** start of DATASET ENTRIES **

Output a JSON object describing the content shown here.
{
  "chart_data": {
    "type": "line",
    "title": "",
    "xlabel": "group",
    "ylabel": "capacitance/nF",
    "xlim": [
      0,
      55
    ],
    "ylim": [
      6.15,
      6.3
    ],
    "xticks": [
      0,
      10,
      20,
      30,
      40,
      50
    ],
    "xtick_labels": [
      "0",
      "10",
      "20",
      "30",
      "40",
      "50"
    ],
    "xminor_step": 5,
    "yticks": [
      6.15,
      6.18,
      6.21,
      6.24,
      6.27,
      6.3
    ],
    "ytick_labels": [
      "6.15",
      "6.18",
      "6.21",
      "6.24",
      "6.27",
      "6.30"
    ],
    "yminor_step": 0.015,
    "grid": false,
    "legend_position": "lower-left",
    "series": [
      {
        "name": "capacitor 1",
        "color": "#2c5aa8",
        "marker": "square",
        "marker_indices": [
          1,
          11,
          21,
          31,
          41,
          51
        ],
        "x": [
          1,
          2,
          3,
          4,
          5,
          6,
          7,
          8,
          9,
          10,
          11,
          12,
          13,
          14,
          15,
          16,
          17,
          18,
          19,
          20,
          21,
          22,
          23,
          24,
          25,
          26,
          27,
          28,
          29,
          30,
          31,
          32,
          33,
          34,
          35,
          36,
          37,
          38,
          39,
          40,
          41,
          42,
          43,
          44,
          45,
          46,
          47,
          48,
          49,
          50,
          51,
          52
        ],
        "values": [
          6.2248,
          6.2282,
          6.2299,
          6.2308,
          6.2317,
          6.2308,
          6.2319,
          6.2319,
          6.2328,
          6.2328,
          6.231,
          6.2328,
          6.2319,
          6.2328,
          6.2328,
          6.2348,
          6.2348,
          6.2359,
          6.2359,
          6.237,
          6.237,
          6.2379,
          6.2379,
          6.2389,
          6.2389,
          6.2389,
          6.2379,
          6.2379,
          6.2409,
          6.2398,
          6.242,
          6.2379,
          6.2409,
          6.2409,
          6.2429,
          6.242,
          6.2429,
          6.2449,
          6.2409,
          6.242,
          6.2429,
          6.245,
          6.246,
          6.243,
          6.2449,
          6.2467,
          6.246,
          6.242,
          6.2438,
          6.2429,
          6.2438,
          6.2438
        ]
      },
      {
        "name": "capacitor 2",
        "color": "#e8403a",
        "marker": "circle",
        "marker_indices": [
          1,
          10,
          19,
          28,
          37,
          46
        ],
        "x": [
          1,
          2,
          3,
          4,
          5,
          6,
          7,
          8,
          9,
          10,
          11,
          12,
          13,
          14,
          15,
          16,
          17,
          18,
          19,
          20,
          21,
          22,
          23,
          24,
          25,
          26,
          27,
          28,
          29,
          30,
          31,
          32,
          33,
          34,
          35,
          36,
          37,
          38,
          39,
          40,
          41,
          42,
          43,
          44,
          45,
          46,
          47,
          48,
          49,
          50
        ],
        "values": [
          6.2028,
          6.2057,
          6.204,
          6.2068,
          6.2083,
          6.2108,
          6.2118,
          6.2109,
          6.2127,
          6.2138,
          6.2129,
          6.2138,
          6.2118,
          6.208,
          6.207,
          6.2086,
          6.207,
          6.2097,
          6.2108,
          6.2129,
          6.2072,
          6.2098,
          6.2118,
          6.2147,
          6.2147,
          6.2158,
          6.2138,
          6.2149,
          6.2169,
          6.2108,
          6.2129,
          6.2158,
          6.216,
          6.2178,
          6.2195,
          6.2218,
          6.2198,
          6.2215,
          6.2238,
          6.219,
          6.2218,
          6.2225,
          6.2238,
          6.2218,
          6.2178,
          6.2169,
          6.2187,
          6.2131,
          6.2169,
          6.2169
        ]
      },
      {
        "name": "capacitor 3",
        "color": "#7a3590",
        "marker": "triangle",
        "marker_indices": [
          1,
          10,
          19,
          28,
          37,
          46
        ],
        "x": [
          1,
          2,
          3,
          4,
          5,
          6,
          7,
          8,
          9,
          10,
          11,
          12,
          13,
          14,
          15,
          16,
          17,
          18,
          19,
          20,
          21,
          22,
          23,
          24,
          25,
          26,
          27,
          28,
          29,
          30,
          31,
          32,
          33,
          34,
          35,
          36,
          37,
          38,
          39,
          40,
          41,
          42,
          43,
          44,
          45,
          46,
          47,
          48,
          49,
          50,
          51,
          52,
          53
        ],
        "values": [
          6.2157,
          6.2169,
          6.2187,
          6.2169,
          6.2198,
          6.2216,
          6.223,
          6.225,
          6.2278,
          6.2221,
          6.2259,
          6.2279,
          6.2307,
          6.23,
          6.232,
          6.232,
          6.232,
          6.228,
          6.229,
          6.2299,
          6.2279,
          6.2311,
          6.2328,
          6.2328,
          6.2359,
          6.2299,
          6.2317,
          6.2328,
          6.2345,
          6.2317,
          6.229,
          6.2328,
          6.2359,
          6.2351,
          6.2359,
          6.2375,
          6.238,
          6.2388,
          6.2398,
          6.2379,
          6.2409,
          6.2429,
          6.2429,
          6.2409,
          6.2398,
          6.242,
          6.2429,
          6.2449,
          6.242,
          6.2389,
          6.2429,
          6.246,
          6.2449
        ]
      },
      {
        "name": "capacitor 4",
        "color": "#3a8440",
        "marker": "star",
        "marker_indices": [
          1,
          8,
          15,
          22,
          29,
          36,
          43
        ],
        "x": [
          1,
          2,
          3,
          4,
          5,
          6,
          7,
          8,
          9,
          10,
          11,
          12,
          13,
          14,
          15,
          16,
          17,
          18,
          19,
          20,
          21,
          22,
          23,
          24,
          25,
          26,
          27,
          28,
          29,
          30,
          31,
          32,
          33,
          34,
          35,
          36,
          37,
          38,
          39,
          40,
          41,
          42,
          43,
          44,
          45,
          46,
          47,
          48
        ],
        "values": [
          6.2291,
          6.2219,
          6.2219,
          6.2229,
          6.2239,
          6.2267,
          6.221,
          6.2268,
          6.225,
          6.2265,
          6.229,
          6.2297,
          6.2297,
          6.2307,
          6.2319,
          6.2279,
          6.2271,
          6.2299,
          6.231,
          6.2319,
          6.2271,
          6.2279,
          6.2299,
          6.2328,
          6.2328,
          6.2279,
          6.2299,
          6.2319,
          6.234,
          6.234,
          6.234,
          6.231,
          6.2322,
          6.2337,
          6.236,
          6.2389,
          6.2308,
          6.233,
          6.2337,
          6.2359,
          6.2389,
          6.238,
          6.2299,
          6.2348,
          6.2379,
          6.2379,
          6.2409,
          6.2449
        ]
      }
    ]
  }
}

** end of DATASET ENTRIES **

**DIRECTIONS FOR THIS TASK**.
Reproduce all the data word for word.

**SOLVED PROBLEM**.
Output a JSON object describing the content shown here.
{
  "chart_data": {
    "type": "line",
    "title": "",
    "xlabel": "group",
    "ylabel": "capacitance/nF",
    "xlim": [
      0,
      55
    ],
    "ylim": [
      6.15,
      6.3
    ],
    "xticks": [
      0,
      10,
      20,
      30,
      40,
      50
    ],
    "xtick_labels": [
      "0",
      "10",
      "20",
      "30",
      "40",
      "50"
    ],
    "xminor_step": 5,
    "yticks": [
      6.15,
      6.18,
      6.21,
      6.24,
      6.27,
      6.3
    ],
    "ytick_labels": [
      "6.15",
      "6.18",
      "6.21",
      "6.24",
      "6.27",
      "6.30"
    ],
    "yminor_step": 0.015,
    "grid": false,
    "legend_position": "lower-left",
    "series": [
      {
        "name": "capacitor 1",
        "color": "#2c5aa8",
        "marker": "square",
        "marker_indices": [
          1,
          11,
          21,
          31,
          41,
          51
        ],
        "x": [
          1,
          2,
          3,
          4,
          5,
          6,
          7,
          8,
          9,
          10,
          11,
          12,
          13,
          14,
          15,
          16,
          17,
          18,
          19,
          20,
          21,
          22,
          23,
          24,
          25,
          26,
          27,
          28,
          29,
          30,
          31,
          32,
          33,
          34,
          35,
          36,
          37,
          38,
          39,
          40,
          41,
          42,
          43,
          44,
          45,
          46,
          47,
          48,
          49,
          50,
          51,
          52
        ],
        "values": [
          6.2248,
          6.2282,
          6.2299,
          6.2308,
          6.2317,
          6.2308,
          6.2319,
          6.2319,
          6.2328,
          6.2328,
          6.231,
          6.2328,
          6.2319,
          6.2328,
          6.2328,
          6.2348,
          6.2348,
          6.2359,
          6.2359,
          6.237,
          6.237,
          6.2379,
          6.2379,
          6.2389,
          6.2389,
          6.2389,
          6.2379,
          6.2379,
          6.2409,
          6.2398,
          6.242,
          6.2379,
          6.2409,
          6.2409,
          6.2429,
          6.242,
          6.2429,
          6.2449,
          6.2409,
          6.242,
          6.2429,
          6.245,
          6.246,
          6.243,
          6.2449,
          6.2467,
          6.246,
          6.242,
          6.2438,
          6.2429,
          6.2438,
          6.2438
        ]
      },
      {
        "name": "capacitor 2",
        "color": "#e8403a",
        "marker": "circle",
        "marker_indices": [
          1,
          10,
          19,
          28,
          37,
          46
        ],
        "x": [
          1,
          2,
          3,
          4,
          5,
          6,
          7,
          8,
          9,
          10,
          11,
          12,
          13,
          14,
          15,
          16,
          17,
          18,
          19,
          20,
          21,
          22,
          23,
          24,
          25,
          26,
          27,
          28,
          29,
          30,
          31,
          32,
          33,
          34,
          35,
          36,
          37,
          38,
          39,
          40,
          41,
          42,
          43,
          44,
          45,
          46,
          47,
          48,
          49,
          50
        ],
        "values": [
          6.2028,
          6.2057,
          6.204,
          6.2068,
          6.2083,
          6.2108,
          6.2118,
          6.2109,
          6.2127,
          6.2138,
          6.2129,
          6.2138,
          6.2118,
          6.208,
          6.207,
          6.2086,
          6.207,
          6.2097,
          6.2108,
          6.2129,
          6.2072,
          6.2098,
          6.2118,
          6.2147,
          6.2147,
          6.2158,
          6.2138,
          6.2149,
          6.2169,
          6.2108,
          6.2129,
          6.2158,
          6.216,
          6.2178,
          6.2195,
          6.2218,
          6.2198,
          6.2215,
          6.2238,
          6.219,
          6.2218,
          6.2225,
          6.2238,
          6.2218,
          6.2178,
          6.2169,
          6.2187,
          6.2131,
          6.2169,
          6.2169
        ]
      },
      {
        "name": "capacitor 3",
        "color": "#7a3590",
        "marker": "triangle",
        "marker_indices": [
          1,
          10,
          19,
          28,
          37,
          46
        ],
        "x": [
          1,
          2,
          3,
          4,
          5,
          6,
          7,
          8,
          9,
          10,
          11,
          12,
          13,
          14,
          15,
          16,
          17,
          18,
          19,
          20,
          21,
          22,
          23,
          24,
          25,
          26,
          27,
          28,
          29,
          30,
          31,
          32,
          33,
          34,
          35,
          36,
          37,
          38,
          39,
          40,
          41,
          42,
          43,
          44,
          45,
          46,
          47,
          48,
          49,
          50,
          51,
          52,
          53
        ],
        "values": [
          6.2157,
          6.2169,
          6.2187,
          6.2169,
          6.2198,
          6.2216,
          6.223,
          6.225,
          6.2278,
          6.2221,
          6.2259,
          6.2279,
          6.2307,
          6.23,
          6.232,
          6.232,
          6.232,
          6.228,
          6.229,
          6.2299,
          6.2279,
          6.2311,
          6.2328,
          6.2328,
          6.2359,
          6.2299,
          6.2317,
          6.2328,
          6.2345,
          6.2317,
          6.229,
          6.2328,
          6.2359,
          6.2351,
          6.2359,
          6.2375,
          6.238,
          6.2388,
          6.2398,
          6.2379,
          6.2409,
          6.2429,
          6.2429,
          6.2409,
          6.2398,
          6.242,
          6.2429,
          6.2449,
          6.242,
          6.2389,
          6.2429,
          6.246,
          6.2449
        ]
      },
      {
        "name": "capacitor 4",
        "color": "#3a8440",
        "marker": "star",
        "marker_indices": [
          1,
          8,
          15,
          22,
          29,
          36,
          43
        ],
        "x": [
          1,
          2,
          3,
          4,
          5,
          6,
          7,
          8,
          9,
          10,
          11,
          12,
          13,
          14,
          15,
          16,
          17,
          18,
          19,
          20,
          21,
          22,
          23,
          24,
          25,
          26,
          27,
          28,
          29,
          30,
          31,
          32,
          33,
          34,
          35,
          36,
          37,
          38,
          39,
          40,
          41,
          42,
          43,
          44,
          45,
          46,
          47,
          48
        ],
        "values": [
          6.2291,
          6.2219,
          6.2219,
          6.2229,
          6.2239,
          6.2267,
          6.221,
          6.2268,
          6.225,
          6.2265,
          6.229,
          6.2297,
          6.2297,
          6.2307,
          6.2319,
          6.2279,
          6.2271,
          6.2299,
          6.231,
          6.2319,
          6.2271,
          6.2279,
          6.2299,
          6.2328,
          6.2328,
          6.2279,
          6.2299,
          6.2319,
          6.234,
          6.234,
          6.234,
          6.231,
          6.2322,
          6.2337,
          6.236,
          6.2389,
          6.2308,
          6.233,
          6.2337,
          6.2359,
          6.2389,
          6.238,
          6.2299,
          6.2348,
          6.2379,
          6.2379,
          6.2409,
          6.2449
        ]
      }
    ]
  }
}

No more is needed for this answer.